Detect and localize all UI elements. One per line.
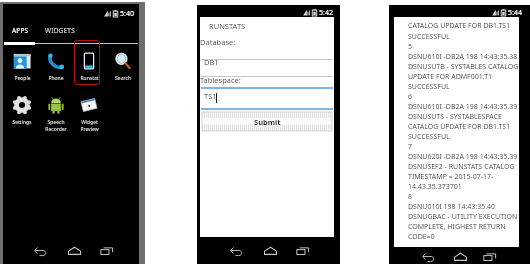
button[interactable]: Phone	[39, 50, 73, 82]
staticText: 5:40	[120, 9, 134, 18]
staticText: Search	[115, 75, 131, 82]
button[interactable]: Recent apps	[98, 242, 116, 258]
button[interactable]: Runstat	[72, 50, 106, 82]
button[interactable]: Home	[261, 242, 279, 258]
button[interactable]: Home	[65, 242, 83, 258]
staticText: People	[14, 75, 31, 82]
staticText: DB1	[204, 57, 219, 67]
button[interactable]: Back	[31, 242, 49, 258]
staticText: Submit	[254, 117, 281, 127]
button[interactable]: Recent apps	[294, 242, 312, 258]
staticText: RUNSTATS	[209, 21, 246, 31]
staticText: Speech Recorder	[45, 119, 67, 133]
button[interactable]: Back	[419, 248, 437, 264]
staticText: Runstat	[80, 75, 99, 82]
button[interactable]: Submit	[202, 112, 332, 131]
staticText: Phone	[48, 75, 64, 82]
button[interactable]: People	[5, 50, 39, 82]
staticText: TS1	[204, 91, 217, 101]
staticText: WIDGETS	[45, 26, 75, 35]
staticText: 5:42	[319, 8, 333, 17]
staticText: Database:	[200, 37, 236, 47]
button[interactable]: Settings	[5, 94, 39, 126]
button[interactable]: Widget Preview	[72, 94, 106, 133]
button[interactable]: Back	[227, 242, 245, 258]
button[interactable]: WIDGETS	[42, 24, 78, 37]
button[interactable]: Recent apps	[481, 248, 499, 264]
button[interactable]: Home	[451, 248, 469, 264]
staticText: APPS	[12, 26, 29, 35]
button[interactable]: Speech Recorder	[39, 94, 73, 133]
staticText: 5:44	[508, 8, 522, 17]
button[interactable]: APPS	[9, 24, 32, 37]
staticText: CATALOG UPDATE FOR DB1.TS1 SUCCESSFUL 5 …	[408, 21, 519, 241]
button[interactable]: Search	[106, 50, 140, 82]
staticText: Settings	[12, 119, 32, 126]
staticText: Widget Preview	[80, 119, 99, 133]
staticText: Tablespace:	[200, 75, 241, 85]
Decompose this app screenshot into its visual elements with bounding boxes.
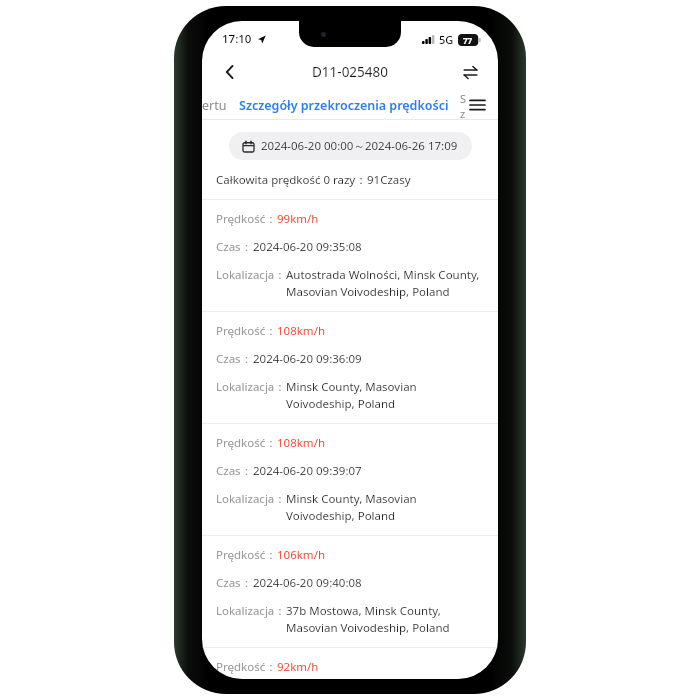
button[interactable]: Szczegóły przekroczenia prędkości: [239, 97, 449, 114]
staticText: 108km/h: [277, 435, 326, 451]
staticText: 108km/h: [277, 323, 326, 339]
staticText: Lokalizacja：: [216, 267, 286, 283]
button[interactable]: Prędkość：: [202, 648, 498, 679]
staticText: Prędkość：: [216, 435, 277, 451]
staticText: 92km/h: [277, 659, 319, 675]
staticText: Minsk County, Masovian Voivodeship, Pola…: [286, 379, 484, 412]
staticText: 2024-06-20 09:39:07: [253, 463, 362, 479]
staticText: Lokalizacja：: [216, 603, 286, 619]
button[interactable]: Back: [214, 56, 246, 88]
staticText: Prędkość：: [216, 211, 277, 227]
staticText: Prędkość：: [216, 323, 277, 339]
staticText: Szc: [460, 91, 466, 119]
staticText: Prędkość：: [216, 547, 277, 563]
staticText: 77: [463, 35, 473, 46]
button[interactable]: Prędkość：: [202, 536, 498, 647]
staticText: Autostrada Wolności, Minsk County, Masov…: [286, 267, 484, 300]
staticText: 37b Mostowa, Minsk County, Masovian Voiv…: [286, 603, 484, 636]
staticText: 5G: [439, 32, 454, 47]
button[interactable]: Swap: [454, 56, 486, 88]
staticText: Czas：: [216, 463, 253, 479]
staticText: 91Czasy: [367, 172, 411, 188]
staticText: Czas：: [216, 575, 253, 591]
staticText: 17:10: [222, 31, 252, 47]
staticText: 2024-06-20 00:00～2024-06-26 17:09: [261, 138, 458, 154]
staticText: ertu: [202, 97, 227, 114]
staticText: Minsk County, Masovian Voivodeship, Pola…: [286, 491, 484, 524]
button[interactable]: Szc: [460, 91, 466, 119]
staticText: Lokalizacja：: [216, 379, 286, 395]
staticText: 99km/h: [277, 211, 319, 227]
button[interactable]: 2024-06-20 00:00～2024-06-26 17:09: [229, 132, 472, 160]
button[interactable]: ertu: [202, 97, 227, 114]
staticText: 106km/h: [277, 547, 326, 563]
staticText: 2024-06-20 09:40:08: [253, 575, 362, 591]
staticText: Całkowita prędkość 0 razy：: [216, 172, 367, 188]
staticText: Szczegóły przekroczenia prędkości: [239, 97, 449, 114]
staticText: 2024-06-20 09:35:08: [253, 239, 362, 255]
staticText: D11-025480: [312, 63, 388, 81]
staticText: Prędkość：: [216, 659, 277, 675]
staticText: Czas：: [216, 239, 253, 255]
staticText: Lokalizacja：: [216, 491, 286, 507]
button[interactable]: Prędkość：: [202, 200, 498, 311]
button[interactable]: Prędkość：: [202, 424, 498, 535]
button[interactable]: Menu: [464, 92, 490, 118]
staticText: 2024-06-20 09:36:09: [253, 351, 362, 367]
button[interactable]: Prędkość：: [202, 312, 498, 423]
staticText: Czas：: [216, 351, 253, 367]
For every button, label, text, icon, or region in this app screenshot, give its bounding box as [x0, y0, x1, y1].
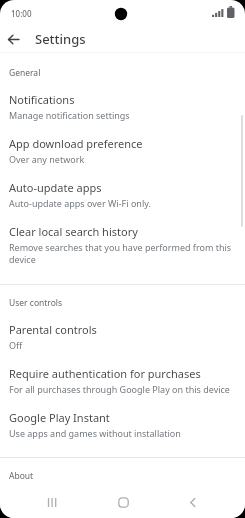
staticText: Manage notification settings	[9, 109, 130, 121]
staticText: Auto-update apps	[9, 180, 102, 195]
staticText: Google Play Instant	[9, 410, 110, 425]
staticText: Auto-update apps over Wi-Fi only.	[9, 197, 151, 209]
staticText: Notifications	[9, 92, 75, 107]
button[interactable]: Recent apps	[34, 486, 70, 518]
button[interactable]: Google Play Instant	[0, 403, 245, 447]
staticText: Settings	[35, 30, 86, 48]
button[interactable]: Back	[175, 486, 211, 518]
staticText: Remove searches that you have performed …	[9, 241, 237, 265]
button[interactable]: Back	[0, 26, 26, 52]
button[interactable]: Require authentication for purchases	[0, 359, 245, 403]
staticText: For all purchases through Google Play on…	[9, 383, 230, 395]
staticText: About	[9, 470, 34, 482]
staticText: Parental controls	[9, 322, 97, 337]
staticText: Use apps and games without installation	[9, 427, 181, 439]
staticText: Off	[9, 339, 23, 351]
button[interactable]: Home	[105, 486, 141, 518]
button[interactable]: Parental controls	[0, 315, 245, 359]
staticText: App download preference	[9, 136, 143, 151]
button[interactable]: App download preference	[0, 129, 245, 173]
staticText: Require authentication for purchases	[9, 366, 201, 381]
staticText: Over any network	[9, 153, 85, 165]
button[interactable]: Auto-update apps	[0, 173, 245, 217]
staticText: General	[9, 67, 41, 79]
staticText: Clear local search history	[9, 224, 138, 239]
button[interactable]: Clear local search history	[0, 217, 245, 273]
staticText: User controls	[9, 297, 63, 309]
staticText: 10:00	[11, 8, 32, 19]
button[interactable]: Notifications	[0, 85, 245, 129]
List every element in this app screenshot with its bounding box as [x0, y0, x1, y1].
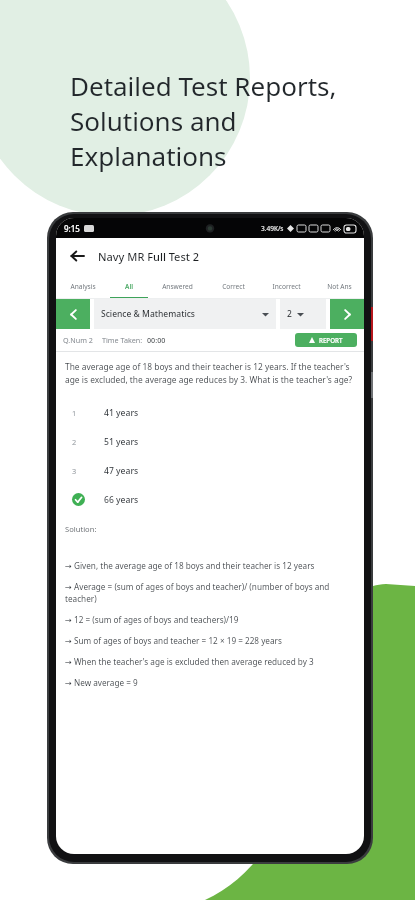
button[interactable]: Previous question: [56, 299, 90, 329]
staticText: Solution:: [65, 524, 97, 534]
button[interactable]: Incorrect: [259, 274, 314, 299]
staticText: Solutions and: [70, 103, 237, 138]
staticText: Analysis: [70, 282, 96, 291]
staticText: → 12 = (sum of ages of boys and teachers…: [65, 614, 239, 625]
staticText: Navy MR Full Test 2: [98, 249, 200, 264]
button[interactable]: All: [110, 274, 148, 299]
staticText: 3.49K/s: [261, 224, 284, 233]
staticText: Incorrect: [272, 282, 301, 291]
staticText: → Average = (sum of ages of boys and tea…: [65, 581, 355, 604]
button[interactable]: 1: [72, 398, 355, 427]
button[interactable]: Back: [66, 245, 88, 267]
button[interactable]: Answered: [148, 274, 207, 299]
staticText: Explanations: [70, 138, 227, 173]
staticText: The average age of 18 boys and their tea…: [65, 361, 355, 385]
staticText: REPORT: [319, 336, 343, 344]
staticText: 9:15: [64, 223, 80, 234]
staticText: 3: [72, 466, 77, 476]
staticText: → Sum of ages of boys and teacher = 12 ×…: [65, 635, 282, 646]
button[interactable]: 66 years: [72, 485, 355, 514]
staticText: 2: [287, 308, 292, 320]
button[interactable]: Next question: [330, 299, 364, 329]
button[interactable]: 2: [72, 427, 355, 456]
staticText: 51 years: [104, 436, 139, 448]
button[interactable]: Science & Mathematics: [101, 299, 269, 329]
staticText: 41 years: [104, 407, 139, 419]
staticText: Time Taken:: [102, 335, 143, 345]
staticText: Q.Num 2: [63, 335, 93, 345]
staticText: → New average = 9: [65, 677, 138, 688]
staticText: 66 years: [104, 494, 139, 506]
staticText: → When the teacher's age is excluded the…: [65, 656, 314, 667]
staticText: Answered: [162, 282, 193, 291]
button[interactable]: REPORT: [309, 336, 343, 344]
staticText: Not Ans: [327, 282, 352, 291]
button[interactable]: Analysis: [56, 274, 110, 299]
button[interactable]: Not Ans: [314, 274, 364, 299]
staticText: 1: [72, 408, 77, 418]
staticText: → Given, the average age of 18 boys and …: [65, 560, 315, 571]
staticText: Science & Mathematics: [101, 308, 195, 320]
button[interactable]: Correct: [207, 274, 259, 299]
staticText: Detailed Test Reports,: [70, 68, 337, 103]
button[interactable]: 3: [72, 456, 355, 485]
staticText: All: [125, 282, 133, 291]
staticText: Correct: [222, 282, 245, 291]
staticText: 2: [72, 437, 77, 447]
staticText: 00:00: [147, 335, 166, 345]
button[interactable]: 2: [287, 299, 319, 329]
staticText: 47 years: [104, 465, 139, 477]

----

What needs to be done: Copy out the lines above verbatim, starting at the line that contains "50, 73, 82]" and ending at the line that contains "117, 281, 127]".

Expected answer:
button[interactable]: Phone	[39, 50, 73, 82]
staticText: 5:40	[120, 9, 134, 18]
staticText: Search	[115, 75, 131, 82]
button[interactable]: Recent apps	[98, 242, 116, 258]
button[interactable]: Runstat	[72, 50, 106, 82]
button[interactable]: Home	[261, 242, 279, 258]
button[interactable]: Home	[65, 242, 83, 258]
staticText: People	[14, 75, 31, 82]
staticText: DB1	[204, 57, 219, 67]
button[interactable]: Back	[31, 242, 49, 258]
staticText: Submit	[254, 117, 281, 127]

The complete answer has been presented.